(Requirements) Could you print every record below exactly as it appears?

[Extracts from a graphics dataset]

>> START

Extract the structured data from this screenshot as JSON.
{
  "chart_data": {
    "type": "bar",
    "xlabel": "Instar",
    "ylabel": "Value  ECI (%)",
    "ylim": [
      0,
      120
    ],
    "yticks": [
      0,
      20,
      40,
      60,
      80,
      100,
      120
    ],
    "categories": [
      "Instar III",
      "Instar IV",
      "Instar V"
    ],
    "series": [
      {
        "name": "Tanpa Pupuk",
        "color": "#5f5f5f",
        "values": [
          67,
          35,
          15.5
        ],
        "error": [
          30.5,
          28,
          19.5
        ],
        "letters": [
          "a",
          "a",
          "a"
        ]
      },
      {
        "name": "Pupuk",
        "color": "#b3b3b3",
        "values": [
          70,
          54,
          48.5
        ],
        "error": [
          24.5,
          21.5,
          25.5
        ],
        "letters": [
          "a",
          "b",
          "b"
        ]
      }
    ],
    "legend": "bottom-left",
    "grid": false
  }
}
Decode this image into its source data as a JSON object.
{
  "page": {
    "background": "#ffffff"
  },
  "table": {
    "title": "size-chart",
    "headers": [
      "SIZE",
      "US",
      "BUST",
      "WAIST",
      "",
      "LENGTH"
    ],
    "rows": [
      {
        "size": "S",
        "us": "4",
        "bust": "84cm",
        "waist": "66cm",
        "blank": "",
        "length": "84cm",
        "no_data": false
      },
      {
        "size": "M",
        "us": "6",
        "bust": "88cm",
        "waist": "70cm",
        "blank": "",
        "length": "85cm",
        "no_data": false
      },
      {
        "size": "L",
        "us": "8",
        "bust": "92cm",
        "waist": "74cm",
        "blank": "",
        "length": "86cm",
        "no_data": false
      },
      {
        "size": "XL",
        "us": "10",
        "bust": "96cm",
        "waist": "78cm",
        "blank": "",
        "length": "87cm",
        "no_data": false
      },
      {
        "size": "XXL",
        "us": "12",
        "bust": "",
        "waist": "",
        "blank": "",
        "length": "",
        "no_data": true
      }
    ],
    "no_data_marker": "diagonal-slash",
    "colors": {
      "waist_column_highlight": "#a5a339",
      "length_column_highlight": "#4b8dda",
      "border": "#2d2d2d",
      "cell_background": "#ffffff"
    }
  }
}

>> END

(Task output)
Extract the structured data from this screenshot as JSON.
{
  "chart_data": {
    "type": "bar",
    "xlabel": "Instar",
    "ylabel": "Value  ECI (%)",
    "ylim": [
      0,
      120
    ],
    "yticks": [
      0,
      20,
      40,
      60,
      80,
      100,
      120
    ],
    "categories": [
      "Instar III",
      "Instar IV",
      "Instar V"
    ],
    "series": [
      {
        "name": "Tanpa Pupuk",
        "color": "#5f5f5f",
        "values": [
          67,
          35,
          15.5
        ],
        "error": [
          30.5,
          28,
          19.5
        ],
        "letters": [
          "a",
          "a",
          "a"
        ]
      },
      {
        "name": "Pupuk",
        "color": "#b3b3b3",
        "values": [
          70,
          54,
          48.5
        ],
        "error": [
          24.5,
          21.5,
          25.5
        ],
        "letters": [
          "a",
          "b",
          "b"
        ]
      }
    ],
    "legend": "bottom-left",
    "grid": false
  }
}
Decode this image into its source data as a JSON object.
{
  "page": {
    "background": "#ffffff"
  },
  "table": {
    "title": "size-chart",
    "headers": [
      "SIZE",
      "US",
      "BUST",
      "WAIST",
      "",
      "LENGTH"
    ],
    "rows": [
      {
        "size": "S",
        "us": "4",
        "bust": "84cm",
        "waist": "66cm",
        "blank": "",
        "length": "84cm",
        "no_data": false
      },
      {
        "size": "M",
        "us": "6",
        "bust": "88cm",
        "waist": "70cm",
        "blank": "",
        "length": "85cm",
        "no_data": false
      },
      {
        "size": "L",
        "us": "8",
        "bust": "92cm",
        "waist": "74cm",
        "blank": "",
        "length": "86cm",
        "no_data": false
      },
      {
        "size": "XL",
        "us": "10",
        "bust": "96cm",
        "waist": "78cm",
        "blank": "",
        "length": "87cm",
        "no_data": false
      },
      {
        "size": "XXL",
        "us": "12",
        "bust": "",
        "waist": "",
        "blank": "",
        "length": "",
        "no_data": true
      }
    ],
    "no_data_marker": "diagonal-slash",
    "colors": {
      "waist_column_highlight": "#a5a339",
      "length_column_highlight": "#4b8dda",
      "border": "#2d2d2d",
      "cell_background": "#ffffff"
    }
  }
}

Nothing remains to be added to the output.